Data records:

__________________________________________________

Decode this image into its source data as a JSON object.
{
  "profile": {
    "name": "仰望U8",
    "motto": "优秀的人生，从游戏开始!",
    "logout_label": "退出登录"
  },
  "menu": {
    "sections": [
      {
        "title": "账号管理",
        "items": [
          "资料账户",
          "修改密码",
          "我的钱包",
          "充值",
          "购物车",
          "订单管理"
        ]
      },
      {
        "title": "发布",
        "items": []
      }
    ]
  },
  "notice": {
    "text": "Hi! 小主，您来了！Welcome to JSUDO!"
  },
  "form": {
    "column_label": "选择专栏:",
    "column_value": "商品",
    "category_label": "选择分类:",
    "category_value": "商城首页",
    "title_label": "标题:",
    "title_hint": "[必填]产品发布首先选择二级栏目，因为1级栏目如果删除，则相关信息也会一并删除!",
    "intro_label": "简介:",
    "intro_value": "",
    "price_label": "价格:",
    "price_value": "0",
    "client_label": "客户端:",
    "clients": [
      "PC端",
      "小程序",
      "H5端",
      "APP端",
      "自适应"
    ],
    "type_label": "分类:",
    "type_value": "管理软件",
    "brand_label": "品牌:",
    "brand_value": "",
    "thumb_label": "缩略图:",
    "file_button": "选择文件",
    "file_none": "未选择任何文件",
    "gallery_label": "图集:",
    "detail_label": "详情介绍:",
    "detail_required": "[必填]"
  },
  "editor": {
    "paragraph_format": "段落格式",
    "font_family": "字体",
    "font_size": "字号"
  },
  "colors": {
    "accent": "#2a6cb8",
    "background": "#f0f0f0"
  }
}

__________________________________________________

Given problem: Please give back all of the records exactly as written.

Response:
Decode this image into its source data as a JSON object.
{
  "profile": {
    "name": "仰望U8",
    "motto": "优秀的人生，从游戏开始!",
    "logout_label": "退出登录"
  },
  "menu": {
    "sections": [
      {
        "title": "账号管理",
        "items": [
          "资料账户",
          "修改密码",
          "我的钱包",
          "充值",
          "购物车",
          "订单管理"
        ]
      },
      {
        "title": "发布",
        "items": []
      }
    ]
  },
  "notice": {
    "text": "Hi! 小主，您来了！Welcome to JSUDO!"
  },
  "form": {
    "column_label": "选择专栏:",
    "column_value": "商品",
    "category_label": "选择分类:",
    "category_value": "商城首页",
    "title_label": "标题:",
    "title_hint": "[必填]产品发布首先选择二级栏目，因为1级栏目如果删除，则相关信息也会一并删除!",
    "intro_label": "简介:",
    "intro_value": "",
    "price_label": "价格:",
    "price_value": "0",
    "client_label": "客户端:",
    "clients": [
      "PC端",
      "小程序",
      "H5端",
      "APP端",
      "自适应"
    ],
    "type_label": "分类:",
    "type_value": "管理软件",
    "brand_label": "品牌:",
    "brand_value": "",
    "thumb_label": "缩略图:",
    "file_button": "选择文件",
    "file_none": "未选择任何文件",
    "gallery_label": "图集:",
    "detail_label": "详情介绍:",
    "detail_required": "[必填]"
  },
  "editor": {
    "paragraph_format": "段落格式",
    "font_family": "字体",
    "font_size": "字号"
  },
  "colors": {
    "accent": "#2a6cb8",
    "background": "#f0f0f0"
  }
}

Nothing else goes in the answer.